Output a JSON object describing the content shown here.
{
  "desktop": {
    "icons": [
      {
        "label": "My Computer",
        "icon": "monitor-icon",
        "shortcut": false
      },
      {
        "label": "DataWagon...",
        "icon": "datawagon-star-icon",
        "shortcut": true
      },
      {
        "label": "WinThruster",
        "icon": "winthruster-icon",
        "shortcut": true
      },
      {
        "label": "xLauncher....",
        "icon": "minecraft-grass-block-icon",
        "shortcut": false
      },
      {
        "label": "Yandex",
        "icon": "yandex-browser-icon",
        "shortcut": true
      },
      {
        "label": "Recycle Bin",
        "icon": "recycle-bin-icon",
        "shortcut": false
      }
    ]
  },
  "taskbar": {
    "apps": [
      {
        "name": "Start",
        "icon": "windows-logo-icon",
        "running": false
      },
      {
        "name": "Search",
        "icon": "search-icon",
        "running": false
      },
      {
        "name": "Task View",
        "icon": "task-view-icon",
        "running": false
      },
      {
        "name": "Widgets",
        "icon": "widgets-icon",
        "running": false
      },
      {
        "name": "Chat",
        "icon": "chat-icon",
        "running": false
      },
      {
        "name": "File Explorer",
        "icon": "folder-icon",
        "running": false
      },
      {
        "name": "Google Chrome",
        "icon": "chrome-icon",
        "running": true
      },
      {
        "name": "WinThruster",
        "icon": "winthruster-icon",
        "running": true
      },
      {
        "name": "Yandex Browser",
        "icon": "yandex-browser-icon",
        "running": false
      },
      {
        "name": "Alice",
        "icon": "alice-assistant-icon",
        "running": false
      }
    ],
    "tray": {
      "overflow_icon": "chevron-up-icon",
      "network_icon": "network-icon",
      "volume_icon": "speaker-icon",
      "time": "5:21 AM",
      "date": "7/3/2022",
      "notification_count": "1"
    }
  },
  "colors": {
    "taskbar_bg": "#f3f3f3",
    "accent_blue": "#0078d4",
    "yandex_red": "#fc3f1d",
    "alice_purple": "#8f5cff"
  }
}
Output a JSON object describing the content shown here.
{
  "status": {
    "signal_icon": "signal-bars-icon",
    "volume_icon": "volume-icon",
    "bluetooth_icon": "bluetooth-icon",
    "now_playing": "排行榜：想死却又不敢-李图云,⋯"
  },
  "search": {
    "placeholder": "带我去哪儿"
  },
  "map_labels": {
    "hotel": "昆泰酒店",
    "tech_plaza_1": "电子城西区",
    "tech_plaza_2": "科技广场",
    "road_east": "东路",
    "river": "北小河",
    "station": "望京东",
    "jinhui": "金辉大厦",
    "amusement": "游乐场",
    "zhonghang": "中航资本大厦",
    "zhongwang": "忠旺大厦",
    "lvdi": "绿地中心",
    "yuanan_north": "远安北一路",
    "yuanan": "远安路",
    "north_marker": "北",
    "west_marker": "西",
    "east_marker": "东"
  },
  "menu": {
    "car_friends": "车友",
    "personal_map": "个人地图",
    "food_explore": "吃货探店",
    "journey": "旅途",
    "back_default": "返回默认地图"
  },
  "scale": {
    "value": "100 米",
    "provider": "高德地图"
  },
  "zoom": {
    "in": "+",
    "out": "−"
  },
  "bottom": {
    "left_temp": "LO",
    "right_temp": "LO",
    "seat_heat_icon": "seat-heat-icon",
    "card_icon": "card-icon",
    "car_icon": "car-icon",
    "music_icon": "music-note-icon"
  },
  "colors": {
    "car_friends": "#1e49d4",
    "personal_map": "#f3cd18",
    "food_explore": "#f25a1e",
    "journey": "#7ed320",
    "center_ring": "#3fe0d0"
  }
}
--
Write out the records above again, keeping each one identical to the original.

Output a JSON object describing the content shown here.
{
  "desktop": {
    "icons": [
      {
        "label": "My Computer",
        "icon": "monitor-icon",
        "shortcut": false
      },
      {
        "label": "DataWagon...",
        "icon": "datawagon-star-icon",
        "shortcut": true
      },
      {
        "label": "WinThruster",
        "icon": "winthruster-icon",
        "shortcut": true
      },
      {
        "label": "xLauncher....",
        "icon": "minecraft-grass-block-icon",
        "shortcut": false
      },
      {
        "label": "Yandex",
        "icon": "yandex-browser-icon",
        "shortcut": true
      },
      {
        "label": "Recycle Bin",
        "icon": "recycle-bin-icon",
        "shortcut": false
      }
    ]
  },
  "taskbar": {
    "apps": [
      {
        "name": "Start",
        "icon": "windows-logo-icon",
        "running": false
      },
      {
        "name": "Search",
        "icon": "search-icon",
        "running": false
      },
      {
        "name": "Task View",
        "icon": "task-view-icon",
        "running": false
      },
      {
        "name": "Widgets",
        "icon": "widgets-icon",
        "running": false
      },
      {
        "name": "Chat",
        "icon": "chat-icon",
        "running": false
      },
      {
        "name": "File Explorer",
        "icon": "folder-icon",
        "running": false
      },
      {
        "name": "Google Chrome",
        "icon": "chrome-icon",
        "running": true
      },
      {
        "name": "WinThruster",
        "icon": "winthruster-icon",
        "running": true
      },
      {
        "name": "Yandex Browser",
        "icon": "yandex-browser-icon",
        "running": false
      },
      {
        "name": "Alice",
        "icon": "alice-assistant-icon",
        "running": false
      }
    ],
    "tray": {
      "overflow_icon": "chevron-up-icon",
      "network_icon": "network-icon",
      "volume_icon": "speaker-icon",
      "time": "5:21 AM",
      "date": "7/3/2022",
      "notification_count": "1"
    }
  },
  "colors": {
    "taskbar_bg": "#f3f3f3",
    "accent_blue": "#0078d4",
    "yandex_red": "#fc3f1d",
    "alice_purple": "#8f5cff"
  }
}
Output a JSON object describing the content shown here.
{
  "status": {
    "signal_icon": "signal-bars-icon",
    "volume_icon": "volume-icon",
    "bluetooth_icon": "bluetooth-icon",
    "now_playing": "排行榜：想死却又不敢-李图云,⋯"
  },
  "search": {
    "placeholder": "带我去哪儿"
  },
  "map_labels": {
    "hotel": "昆泰酒店",
    "tech_plaza_1": "电子城西区",
    "tech_plaza_2": "科技广场",
    "road_east": "东路",
    "river": "北小河",
    "station": "望京东",
    "jinhui": "金辉大厦",
    "amusement": "游乐场",
    "zhonghang": "中航资本大厦",
    "zhongwang": "忠旺大厦",
    "lvdi": "绿地中心",
    "yuanan_north": "远安北一路",
    "yuanan": "远安路",
    "north_marker": "北",
    "west_marker": "西",
    "east_marker": "东"
  },
  "menu": {
    "car_friends": "车友",
    "personal_map": "个人地图",
    "food_explore": "吃货探店",
    "journey": "旅途",
    "back_default": "返回默认地图"
  },
  "scale": {
    "value": "100 米",
    "provider": "高德地图"
  },
  "zoom": {
    "in": "+",
    "out": "−"
  },
  "bottom": {
    "left_temp": "LO",
    "right_temp": "LO",
    "seat_heat_icon": "seat-heat-icon",
    "card_icon": "card-icon",
    "car_icon": "car-icon",
    "music_icon": "music-note-icon"
  },
  "colors": {
    "car_friends": "#1e49d4",
    "personal_map": "#f3cd18",
    "food_explore": "#f25a1e",
    "journey": "#7ed320",
    "center_ring": "#3fe0d0"
  }
}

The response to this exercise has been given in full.